Start of SUPPLIED RECORDS
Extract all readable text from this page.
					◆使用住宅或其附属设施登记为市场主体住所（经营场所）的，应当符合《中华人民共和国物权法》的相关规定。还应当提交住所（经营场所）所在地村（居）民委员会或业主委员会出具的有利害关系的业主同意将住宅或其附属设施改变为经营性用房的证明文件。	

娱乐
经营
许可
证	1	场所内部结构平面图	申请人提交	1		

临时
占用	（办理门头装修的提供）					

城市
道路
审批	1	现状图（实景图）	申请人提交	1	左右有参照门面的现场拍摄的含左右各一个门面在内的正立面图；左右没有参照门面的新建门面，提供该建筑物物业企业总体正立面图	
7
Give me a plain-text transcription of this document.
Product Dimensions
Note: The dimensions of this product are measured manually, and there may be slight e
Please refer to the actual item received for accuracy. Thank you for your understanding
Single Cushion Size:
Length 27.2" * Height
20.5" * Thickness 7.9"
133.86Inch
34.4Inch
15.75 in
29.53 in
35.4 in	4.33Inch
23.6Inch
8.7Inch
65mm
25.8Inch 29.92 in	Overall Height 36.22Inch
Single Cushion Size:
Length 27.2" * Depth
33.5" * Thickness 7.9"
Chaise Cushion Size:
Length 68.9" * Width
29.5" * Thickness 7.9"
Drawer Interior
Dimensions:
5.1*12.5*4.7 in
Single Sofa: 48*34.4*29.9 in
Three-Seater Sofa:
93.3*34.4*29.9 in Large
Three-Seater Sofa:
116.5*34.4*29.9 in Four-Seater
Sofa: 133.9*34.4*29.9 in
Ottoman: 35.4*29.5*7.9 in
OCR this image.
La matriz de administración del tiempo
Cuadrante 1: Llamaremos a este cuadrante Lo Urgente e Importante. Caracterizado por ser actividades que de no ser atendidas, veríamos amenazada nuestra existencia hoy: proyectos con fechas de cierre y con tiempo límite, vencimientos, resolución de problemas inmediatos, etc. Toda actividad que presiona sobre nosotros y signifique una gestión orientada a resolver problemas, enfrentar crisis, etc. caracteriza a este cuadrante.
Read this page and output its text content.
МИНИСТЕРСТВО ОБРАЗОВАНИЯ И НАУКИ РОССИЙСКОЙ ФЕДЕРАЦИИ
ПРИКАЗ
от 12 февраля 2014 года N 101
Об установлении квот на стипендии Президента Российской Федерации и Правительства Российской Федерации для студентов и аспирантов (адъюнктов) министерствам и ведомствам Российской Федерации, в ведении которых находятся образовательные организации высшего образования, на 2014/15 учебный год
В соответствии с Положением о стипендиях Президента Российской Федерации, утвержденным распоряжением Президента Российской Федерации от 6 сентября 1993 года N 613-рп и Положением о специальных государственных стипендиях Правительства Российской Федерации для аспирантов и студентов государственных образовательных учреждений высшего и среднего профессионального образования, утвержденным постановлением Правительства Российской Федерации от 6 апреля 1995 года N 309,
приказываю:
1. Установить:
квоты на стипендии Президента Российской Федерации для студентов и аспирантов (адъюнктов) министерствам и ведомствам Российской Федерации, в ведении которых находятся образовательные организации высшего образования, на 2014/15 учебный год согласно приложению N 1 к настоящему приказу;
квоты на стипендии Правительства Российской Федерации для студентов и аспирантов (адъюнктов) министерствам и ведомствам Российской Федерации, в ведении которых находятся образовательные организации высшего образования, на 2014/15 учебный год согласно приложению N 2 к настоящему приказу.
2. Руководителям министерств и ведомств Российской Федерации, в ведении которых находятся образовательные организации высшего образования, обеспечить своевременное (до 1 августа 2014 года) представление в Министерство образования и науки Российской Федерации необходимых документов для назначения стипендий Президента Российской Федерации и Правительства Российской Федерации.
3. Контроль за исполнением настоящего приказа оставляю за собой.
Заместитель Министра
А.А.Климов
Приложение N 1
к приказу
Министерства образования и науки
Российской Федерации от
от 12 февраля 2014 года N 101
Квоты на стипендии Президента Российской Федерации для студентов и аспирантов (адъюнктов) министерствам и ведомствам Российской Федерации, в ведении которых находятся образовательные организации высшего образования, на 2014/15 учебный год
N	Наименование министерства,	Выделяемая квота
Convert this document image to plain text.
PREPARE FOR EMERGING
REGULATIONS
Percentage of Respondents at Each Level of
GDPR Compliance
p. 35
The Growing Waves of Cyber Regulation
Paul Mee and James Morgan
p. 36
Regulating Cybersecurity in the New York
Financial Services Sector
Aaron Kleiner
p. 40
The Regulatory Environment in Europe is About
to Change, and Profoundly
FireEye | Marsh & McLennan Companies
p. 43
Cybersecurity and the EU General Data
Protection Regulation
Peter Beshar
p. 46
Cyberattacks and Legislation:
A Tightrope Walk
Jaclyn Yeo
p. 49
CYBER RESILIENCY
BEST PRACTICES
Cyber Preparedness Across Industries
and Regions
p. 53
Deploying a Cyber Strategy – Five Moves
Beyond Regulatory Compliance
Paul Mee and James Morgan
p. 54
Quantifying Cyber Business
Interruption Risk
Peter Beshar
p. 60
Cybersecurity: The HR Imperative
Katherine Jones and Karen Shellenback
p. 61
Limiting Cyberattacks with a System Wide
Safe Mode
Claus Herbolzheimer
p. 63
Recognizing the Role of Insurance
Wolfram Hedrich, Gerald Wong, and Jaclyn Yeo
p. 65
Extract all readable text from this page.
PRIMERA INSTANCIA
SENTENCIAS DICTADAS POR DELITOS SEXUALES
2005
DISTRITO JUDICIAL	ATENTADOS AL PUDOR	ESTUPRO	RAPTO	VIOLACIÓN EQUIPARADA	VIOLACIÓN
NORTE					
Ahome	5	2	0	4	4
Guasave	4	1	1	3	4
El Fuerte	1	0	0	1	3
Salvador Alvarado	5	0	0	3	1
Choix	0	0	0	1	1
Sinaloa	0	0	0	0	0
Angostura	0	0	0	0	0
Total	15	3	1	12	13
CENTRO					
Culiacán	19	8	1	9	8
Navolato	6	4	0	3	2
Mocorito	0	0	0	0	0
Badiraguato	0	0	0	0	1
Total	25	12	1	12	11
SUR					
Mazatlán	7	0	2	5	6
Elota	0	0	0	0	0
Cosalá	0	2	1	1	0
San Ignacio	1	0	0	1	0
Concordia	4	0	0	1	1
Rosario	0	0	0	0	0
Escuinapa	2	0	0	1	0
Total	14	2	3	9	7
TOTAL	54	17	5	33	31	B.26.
End of SUPPLIED RECORDS
Copy the material above, line for line.

Extract all readable text from this page.
					◆使用住宅或其附属设施登记为市场主体住所（经营场所）的，应当符合《中华人民共和国物权法》的相关规定。还应当提交住所（经营场所）所在地村（居）民委员会或业主委员会出具的有利害关系的业主同意将住宅或其附属设施改变为经营性用房的证明文件。	

娱乐
经营
许可
证	1	场所内部结构平面图	申请人提交	1		

临时
占用	（办理门头装修的提供）					

城市
道路
审批	1	现状图（实景图）	申请人提交	1	左右有参照门面的现场拍摄的含左右各一个门面在内的正立面图；左右没有参照门面的新建门面，提供该建筑物物业企业总体正立面图	
7
Give me a plain-text transcription of this document.
Product Dimensions
Note: The dimensions of this product are measured manually, and there may be slight e
Please refer to the actual item received for accuracy. Thank you for your understanding
Single Cushion Size:
Length 27.2" * Height
20.5" * Thickness 7.9"
133.86Inch
34.4Inch
15.75 in
29.53 in
35.4 in	4.33Inch
23.6Inch
8.7Inch
65mm
25.8Inch 29.92 in	Overall Height 36.22Inch
Single Cushion Size:
Length 27.2" * Depth
33.5" * Thickness 7.9"
Chaise Cushion Size:
Length 68.9" * Width
29.5" * Thickness 7.9"
Drawer Interior
Dimensions:
5.1*12.5*4.7 in
Single Sofa: 48*34.4*29.9 in
Three-Seater Sofa:
93.3*34.4*29.9 in Large
Three-Seater Sofa:
116.5*34.4*29.9 in Four-Seater
Sofa: 133.9*34.4*29.9 in
Ottoman: 35.4*29.5*7.9 in
OCR this image.
La matriz de administración del tiempo
Cuadrante 1: Llamaremos a este cuadrante Lo Urgente e Importante. Caracterizado por ser actividades que de no ser atendidas, veríamos amenazada nuestra existencia hoy: proyectos con fechas de cierre y con tiempo límite, vencimientos, resolución de problemas inmediatos, etc. Toda actividad que presiona sobre nosotros y signifique una gestión orientada a resolver problemas, enfrentar crisis, etc. caracteriza a este cuadrante.
Read this page and output its text content.
МИНИСТЕРСТВО ОБРАЗОВАНИЯ И НАУКИ РОССИЙСКОЙ ФЕДЕРАЦИИ
ПРИКАЗ
от 12 февраля 2014 года N 101
Об установлении квот на стипендии Президента Российской Федерации и Правительства Российской Федерации для студентов и аспирантов (адъюнктов) министерствам и ведомствам Российской Федерации, в ведении которых находятся образовательные организации высшего образования, на 2014/15 учебный год
В соответствии с Положением о стипендиях Президента Российской Федерации, утвержденным распоряжением Президента Российской Федерации от 6 сентября 1993 года N 613-рп и Положением о специальных государственных стипендиях Правительства Российской Федерации для аспирантов и студентов государственных образовательных учреждений высшего и среднего профессионального образования, утвержденным постановлением Правительства Российской Федерации от 6 апреля 1995 года N 309,
приказываю:
1. Установить:
квоты на стипендии Президента Российской Федерации для студентов и аспирантов (адъюнктов) министерствам и ведомствам Российской Федерации, в ведении которых находятся образовательные организации высшего образования, на 2014/15 учебный год согласно приложению N 1 к настоящему приказу;
квоты на стипендии Правительства Российской Федерации для студентов и аспирантов (адъюнктов) министерствам и ведомствам Российской Федерации, в ведении которых находятся образовательные организации высшего образования, на 2014/15 учебный год согласно приложению N 2 к настоящему приказу.
2. Руководителям министерств и ведомств Российской Федерации, в ведении которых находятся образовательные организации высшего образования, обеспечить своевременное (до 1 августа 2014 года) представление в Министерство образования и науки Российской Федерации необходимых документов для назначения стипендий Президента Российской Федерации и Правительства Российской Федерации.
3. Контроль за исполнением настоящего приказа оставляю за собой.
Заместитель Министра
А.А.Климов
Приложение N 1
к приказу
Министерства образования и науки
Российской Федерации от
от 12 февраля 2014 года N 101
Квоты на стипендии Президента Российской Федерации для студентов и аспирантов (адъюнктов) министерствам и ведомствам Российской Федерации, в ведении которых находятся образовательные организации высшего образования, на 2014/15 учебный год
N	Наименование министерства,	Выделяемая квота
Convert this document image to plain text.
PREPARE FOR EMERGING
REGULATIONS
Percentage of Respondents at Each Level of
GDPR Compliance
p. 35
The Growing Waves of Cyber Regulation
Paul Mee and James Morgan
p. 36
Regulating Cybersecurity in the New York
Financial Services Sector
Aaron Kleiner
p. 40
The Regulatory Environment in Europe is About
to Change, and Profoundly
FireEye | Marsh & McLennan Companies
p. 43
Cybersecurity and the EU General Data
Protection Regulation
Peter Beshar
p. 46
Cyberattacks and Legislation:
A Tightrope Walk
Jaclyn Yeo
p. 49
CYBER RESILIENCY
BEST PRACTICES
Cyber Preparedness Across Industries
and Regions
p. 53
Deploying a Cyber Strategy – Five Moves
Beyond Regulatory Compliance
Paul Mee and James Morgan
p. 54
Quantifying Cyber Business
Interruption Risk
Peter Beshar
p. 60
Cybersecurity: The HR Imperative
Katherine Jones and Karen Shellenback
p. 61
Limiting Cyberattacks with a System Wide
Safe Mode
Claus Herbolzheimer
p. 63
Recognizing the Role of Insurance
Wolfram Hedrich, Gerald Wong, and Jaclyn Yeo
p. 65
Extract all readable text from this page.
PRIMERA INSTANCIA
SENTENCIAS DICTADAS POR DELITOS SEXUALES
2005
DISTRITO JUDICIAL	ATENTADOS AL PUDOR	ESTUPRO	RAPTO	VIOLACIÓN EQUIPARADA	VIOLACIÓN
NORTE					
Ahome	5	2	0	4	4
Guasave	4	1	1	3	4
El Fuerte	1	0	0	1	3
Salvador Alvarado	5	0	0	3	1
Choix	0	0	0	1	1
Sinaloa	0	0	0	0	0
Angostura	0	0	0	0	0
Total	15	3	1	12	13
CENTRO					
Culiacán	19	8	1	9	8
Navolato	6	4	0	3	2
Mocorito	0	0	0	0	0
Badiraguato	0	0	0	0	1
Total	25	12	1	12	11
SUR					
Mazatlán	7	0	2	5	6
Elota	0	0	0	0	0
Cosalá	0	2	1	1	0
San Ignacio	1	0	0	1	0
Concordia	4	0	0	1	1
Rosario	0	0	0	0	0
Escuinapa	2	0	0	1	0
Total	14	2	3	9	7
TOTAL	54	17	5	33	31	B.26.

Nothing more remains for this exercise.